§ **PROBLEM DETAILS**
Print the data exactly, leaving nothing out.

Records from a collection
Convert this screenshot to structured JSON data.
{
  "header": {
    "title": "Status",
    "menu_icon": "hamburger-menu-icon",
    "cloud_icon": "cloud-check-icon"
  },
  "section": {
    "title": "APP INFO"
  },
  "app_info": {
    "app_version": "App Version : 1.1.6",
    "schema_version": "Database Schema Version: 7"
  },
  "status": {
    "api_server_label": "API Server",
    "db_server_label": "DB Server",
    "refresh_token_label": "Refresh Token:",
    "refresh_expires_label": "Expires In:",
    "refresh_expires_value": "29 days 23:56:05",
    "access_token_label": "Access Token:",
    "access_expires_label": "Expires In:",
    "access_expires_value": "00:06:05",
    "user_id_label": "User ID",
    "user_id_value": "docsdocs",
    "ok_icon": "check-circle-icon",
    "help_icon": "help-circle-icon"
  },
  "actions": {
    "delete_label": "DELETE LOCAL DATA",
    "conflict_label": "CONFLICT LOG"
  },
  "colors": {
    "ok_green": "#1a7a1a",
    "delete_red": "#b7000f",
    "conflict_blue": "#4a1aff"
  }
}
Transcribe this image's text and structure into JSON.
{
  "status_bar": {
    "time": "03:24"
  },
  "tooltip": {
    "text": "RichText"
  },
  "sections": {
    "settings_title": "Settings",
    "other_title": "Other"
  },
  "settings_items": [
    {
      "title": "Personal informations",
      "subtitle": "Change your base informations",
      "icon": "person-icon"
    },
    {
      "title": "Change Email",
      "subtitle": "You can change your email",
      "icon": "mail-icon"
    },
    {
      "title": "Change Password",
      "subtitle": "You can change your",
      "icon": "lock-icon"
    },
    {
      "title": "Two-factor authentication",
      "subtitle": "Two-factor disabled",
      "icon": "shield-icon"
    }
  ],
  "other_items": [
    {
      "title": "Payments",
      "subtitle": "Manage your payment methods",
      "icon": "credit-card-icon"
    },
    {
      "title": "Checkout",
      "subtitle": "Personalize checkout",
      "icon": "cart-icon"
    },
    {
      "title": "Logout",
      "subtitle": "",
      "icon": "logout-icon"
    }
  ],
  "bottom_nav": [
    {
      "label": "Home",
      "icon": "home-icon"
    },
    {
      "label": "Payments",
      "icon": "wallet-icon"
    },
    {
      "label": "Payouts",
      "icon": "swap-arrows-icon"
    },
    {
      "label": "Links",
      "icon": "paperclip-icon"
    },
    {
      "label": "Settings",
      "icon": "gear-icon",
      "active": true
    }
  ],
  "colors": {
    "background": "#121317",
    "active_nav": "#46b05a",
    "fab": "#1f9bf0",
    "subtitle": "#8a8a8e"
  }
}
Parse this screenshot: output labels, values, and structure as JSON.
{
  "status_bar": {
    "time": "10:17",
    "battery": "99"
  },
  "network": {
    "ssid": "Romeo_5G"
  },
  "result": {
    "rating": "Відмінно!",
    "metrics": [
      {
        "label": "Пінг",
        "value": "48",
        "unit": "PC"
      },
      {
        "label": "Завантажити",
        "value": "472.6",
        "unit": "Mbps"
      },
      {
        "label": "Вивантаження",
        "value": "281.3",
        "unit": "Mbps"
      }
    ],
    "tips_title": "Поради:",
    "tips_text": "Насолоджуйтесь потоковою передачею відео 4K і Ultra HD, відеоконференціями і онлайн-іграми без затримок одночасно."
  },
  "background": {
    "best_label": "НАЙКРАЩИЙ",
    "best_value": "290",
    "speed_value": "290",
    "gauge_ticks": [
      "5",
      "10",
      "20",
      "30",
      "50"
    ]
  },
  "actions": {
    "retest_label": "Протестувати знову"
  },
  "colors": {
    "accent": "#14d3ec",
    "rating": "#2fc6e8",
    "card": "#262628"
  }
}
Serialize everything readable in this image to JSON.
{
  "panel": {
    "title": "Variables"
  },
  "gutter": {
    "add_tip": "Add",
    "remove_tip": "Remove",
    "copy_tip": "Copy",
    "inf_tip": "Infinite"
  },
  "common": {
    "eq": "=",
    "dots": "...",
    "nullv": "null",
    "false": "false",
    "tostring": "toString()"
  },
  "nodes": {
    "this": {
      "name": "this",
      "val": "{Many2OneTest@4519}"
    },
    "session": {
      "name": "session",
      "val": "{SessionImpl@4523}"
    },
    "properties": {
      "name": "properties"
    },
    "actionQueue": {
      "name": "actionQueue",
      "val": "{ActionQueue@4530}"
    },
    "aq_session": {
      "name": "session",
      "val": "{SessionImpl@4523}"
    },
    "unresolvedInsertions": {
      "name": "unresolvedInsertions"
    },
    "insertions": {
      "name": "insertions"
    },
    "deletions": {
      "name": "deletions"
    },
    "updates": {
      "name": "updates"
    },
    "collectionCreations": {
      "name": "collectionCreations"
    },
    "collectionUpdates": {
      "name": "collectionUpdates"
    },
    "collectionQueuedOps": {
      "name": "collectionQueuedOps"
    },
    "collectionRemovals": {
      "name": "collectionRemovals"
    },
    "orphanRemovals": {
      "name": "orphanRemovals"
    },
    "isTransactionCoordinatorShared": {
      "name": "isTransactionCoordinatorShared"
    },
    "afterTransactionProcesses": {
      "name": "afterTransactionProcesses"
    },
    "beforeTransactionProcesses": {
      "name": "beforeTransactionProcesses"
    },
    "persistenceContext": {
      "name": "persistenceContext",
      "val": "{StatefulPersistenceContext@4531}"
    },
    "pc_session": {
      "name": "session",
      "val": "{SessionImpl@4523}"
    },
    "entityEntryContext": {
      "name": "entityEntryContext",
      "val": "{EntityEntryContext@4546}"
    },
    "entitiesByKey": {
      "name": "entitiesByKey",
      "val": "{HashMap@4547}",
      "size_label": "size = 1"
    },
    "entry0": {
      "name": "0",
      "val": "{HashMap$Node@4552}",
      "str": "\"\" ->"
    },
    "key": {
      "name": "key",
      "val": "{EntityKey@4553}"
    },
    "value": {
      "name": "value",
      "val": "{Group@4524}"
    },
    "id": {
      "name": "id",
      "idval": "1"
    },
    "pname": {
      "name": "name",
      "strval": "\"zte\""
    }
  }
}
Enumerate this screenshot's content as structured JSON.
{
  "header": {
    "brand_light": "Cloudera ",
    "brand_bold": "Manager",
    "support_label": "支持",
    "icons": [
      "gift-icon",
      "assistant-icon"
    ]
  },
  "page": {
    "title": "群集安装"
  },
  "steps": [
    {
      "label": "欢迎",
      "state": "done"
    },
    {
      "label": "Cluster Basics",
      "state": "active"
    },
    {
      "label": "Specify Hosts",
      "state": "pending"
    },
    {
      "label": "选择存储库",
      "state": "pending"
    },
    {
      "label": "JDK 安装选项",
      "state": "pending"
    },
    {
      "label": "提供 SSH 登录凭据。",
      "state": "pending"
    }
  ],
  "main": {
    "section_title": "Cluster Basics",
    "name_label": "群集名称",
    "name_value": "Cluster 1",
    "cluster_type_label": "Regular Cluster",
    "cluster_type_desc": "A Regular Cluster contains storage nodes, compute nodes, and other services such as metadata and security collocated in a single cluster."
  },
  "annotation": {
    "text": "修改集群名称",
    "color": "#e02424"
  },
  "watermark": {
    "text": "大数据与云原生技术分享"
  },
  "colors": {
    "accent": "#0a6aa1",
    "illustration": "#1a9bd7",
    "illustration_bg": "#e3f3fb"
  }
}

§ **FULL OUTPUT**
Convert this screenshot to structured JSON data.
{
  "header": {
    "title": "Status",
    "menu_icon": "hamburger-menu-icon",
    "cloud_icon": "cloud-check-icon"
  },
  "section": {
    "title": "APP INFO"
  },
  "app_info": {
    "app_version": "App Version : 1.1.6",
    "schema_version": "Database Schema Version: 7"
  },
  "status": {
    "api_server_label": "API Server",
    "db_server_label": "DB Server",
    "refresh_token_label": "Refresh Token:",
    "refresh_expires_label": "Expires In:",
    "refresh_expires_value": "29 days 23:56:05",
    "access_token_label": "Access Token:",
    "access_expires_label": "Expires In:",
    "access_expires_value": "00:06:05",
    "user_id_label": "User ID",
    "user_id_value": "docsdocs",
    "ok_icon": "check-circle-icon",
    "help_icon": "help-circle-icon"
  },
  "actions": {
    "delete_label": "DELETE LOCAL DATA",
    "conflict_label": "CONFLICT LOG"
  },
  "colors": {
    "ok_green": "#1a7a1a",
    "delete_red": "#b7000f",
    "conflict_blue": "#4a1aff"
  }
}
Transcribe this image's text and structure into JSON.
{
  "status_bar": {
    "time": "03:24"
  },
  "tooltip": {
    "text": "RichText"
  },
  "sections": {
    "settings_title": "Settings",
    "other_title": "Other"
  },
  "settings_items": [
    {
      "title": "Personal informations",
      "subtitle": "Change your base informations",
      "icon": "person-icon"
    },
    {
      "title": "Change Email",
      "subtitle": "You can change your email",
      "icon": "mail-icon"
    },
    {
      "title": "Change Password",
      "subtitle": "You can change your",
      "icon": "lock-icon"
    },
    {
      "title": "Two-factor authentication",
      "subtitle": "Two-factor disabled",
      "icon": "shield-icon"
    }
  ],
  "other_items": [
    {
      "title": "Payments",
      "subtitle": "Manage your payment methods",
      "icon": "credit-card-icon"
    },
    {
      "title": "Checkout",
      "subtitle": "Personalize checkout",
      "icon": "cart-icon"
    },
    {
      "title": "Logout",
      "subtitle": "",
      "icon": "logout-icon"
    }
  ],
  "bottom_nav": [
    {
      "label": "Home",
      "icon": "home-icon"
    },
    {
      "label": "Payments",
      "icon": "wallet-icon"
    },
    {
      "label": "Payouts",
      "icon": "swap-arrows-icon"
    },
    {
      "label": "Links",
      "icon": "paperclip-icon"
    },
    {
      "label": "Settings",
      "icon": "gear-icon",
      "active": true
    }
  ],
  "colors": {
    "background": "#121317",
    "active_nav": "#46b05a",
    "fab": "#1f9bf0",
    "subtitle": "#8a8a8e"
  }
}
Parse this screenshot: output labels, values, and structure as JSON.
{
  "status_bar": {
    "time": "10:17",
    "battery": "99"
  },
  "network": {
    "ssid": "Romeo_5G"
  },
  "result": {
    "rating": "Відмінно!",
    "metrics": [
      {
        "label": "Пінг",
        "value": "48",
        "unit": "PC"
      },
      {
        "label": "Завантажити",
        "value": "472.6",
        "unit": "Mbps"
      },
      {
        "label": "Вивантаження",
        "value": "281.3",
        "unit": "Mbps"
      }
    ],
    "tips_title": "Поради:",
    "tips_text": "Насолоджуйтесь потоковою передачею відео 4K і Ultra HD, відеоконференціями і онлайн-іграми без затримок одночасно."
  },
  "background": {
    "best_label": "НАЙКРАЩИЙ",
    "best_value": "290",
    "speed_value": "290",
    "gauge_ticks": [
      "5",
      "10",
      "20",
      "30",
      "50"
    ]
  },
  "actions": {
    "retest_label": "Протестувати знову"
  },
  "colors": {
    "accent": "#14d3ec",
    "rating": "#2fc6e8",
    "card": "#262628"
  }
}
Serialize everything readable in this image to JSON.
{
  "panel": {
    "title": "Variables"
  },
  "gutter": {
    "add_tip": "Add",
    "remove_tip": "Remove",
    "copy_tip": "Copy",
    "inf_tip": "Infinite"
  },
  "common": {
    "eq": "=",
    "dots": "...",
    "nullv": "null",
    "false": "false",
    "tostring": "toString()"
  },
  "nodes": {
    "this": {
      "name": "this",
      "val": "{Many2OneTest@4519}"
    },
    "session": {
      "name": "session",
      "val": "{SessionImpl@4523}"
    },
    "properties": {
      "name": "properties"
    },
    "actionQueue": {
      "name": "actionQueue",
      "val": "{ActionQueue@4530}"
    },
    "aq_session": {
      "name": "session",
      "val": "{SessionImpl@4523}"
    },
    "unresolvedInsertions": {
      "name": "unresolvedInsertions"
    },
    "insertions": {
      "name": "insertions"
    },
    "deletions": {
      "name": "deletions"
    },
    "updates": {
      "name": "updates"
    },
    "collectionCreations": {
      "name": "collectionCreations"
    },
    "collectionUpdates": {
      "name": "collectionUpdates"
    },
    "collectionQueuedOps": {
      "name": "collectionQueuedOps"
    },
    "collectionRemovals": {
      "name": "collectionRemovals"
    },
    "orphanRemovals": {
      "name": "orphanRemovals"
    },
    "isTransactionCoordinatorShared": {
      "name": "isTransactionCoordinatorShared"
    },
    "afterTransactionProcesses": {
      "name": "afterTransactionProcesses"
    },
    "beforeTransactionProcesses": {
      "name": "beforeTransactionProcesses"
    },
    "persistenceContext": {
      "name": "persistenceContext",
      "val": "{StatefulPersistenceContext@4531}"
    },
    "pc_session": {
      "name": "session",
      "val": "{SessionImpl@4523}"
    },
    "entityEntryContext": {
      "name": "entityEntryContext",
      "val": "{EntityEntryContext@4546}"
    },
    "entitiesByKey": {
      "name": "entitiesByKey",
      "val": "{HashMap@4547}",
      "size_label": "size = 1"
    },
    "entry0": {
      "name": "0",
      "val": "{HashMap$Node@4552}",
      "str": "\"\" ->"
    },
    "key": {
      "name": "key",
      "val": "{EntityKey@4553}"
    },
    "value": {
      "name": "value",
      "val": "{Group@4524}"
    },
    "id": {
      "name": "id",
      "idval": "1"
    },
    "pname": {
      "name": "name",
      "strval": "\"zte\""
    }
  }
}
Enumerate this screenshot's content as structured JSON.
{
  "header": {
    "brand_light": "Cloudera ",
    "brand_bold": "Manager",
    "support_label": "支持",
    "icons": [
      "gift-icon",
      "assistant-icon"
    ]
  },
  "page": {
    "title": "群集安装"
  },
  "steps": [
    {
      "label": "欢迎",
      "state": "done"
    },
    {
      "label": "Cluster Basics",
      "state": "active"
    },
    {
      "label": "Specify Hosts",
      "state": "pending"
    },
    {
      "label": "选择存储库",
      "state": "pending"
    },
    {
      "label": "JDK 安装选项",
      "state": "pending"
    },
    {
      "label": "提供 SSH 登录凭据。",
      "state": "pending"
    }
  ],
  "main": {
    "section_title": "Cluster Basics",
    "name_label": "群集名称",
    "name_value": "Cluster 1",
    "cluster_type_label": "Regular Cluster",
    "cluster_type_desc": "A Regular Cluster contains storage nodes, compute nodes, and other services such as metadata and security collocated in a single cluster."
  },
  "annotation": {
    "text": "修改集群名称",
    "color": "#e02424"
  },
  "watermark": {
    "text": "大数据与云原生技术分享"
  },
  "colors": {
    "accent": "#0a6aa1",
    "illustration": "#1a9bd7",
    "illustration_bg": "#e3f3fb"
  }
}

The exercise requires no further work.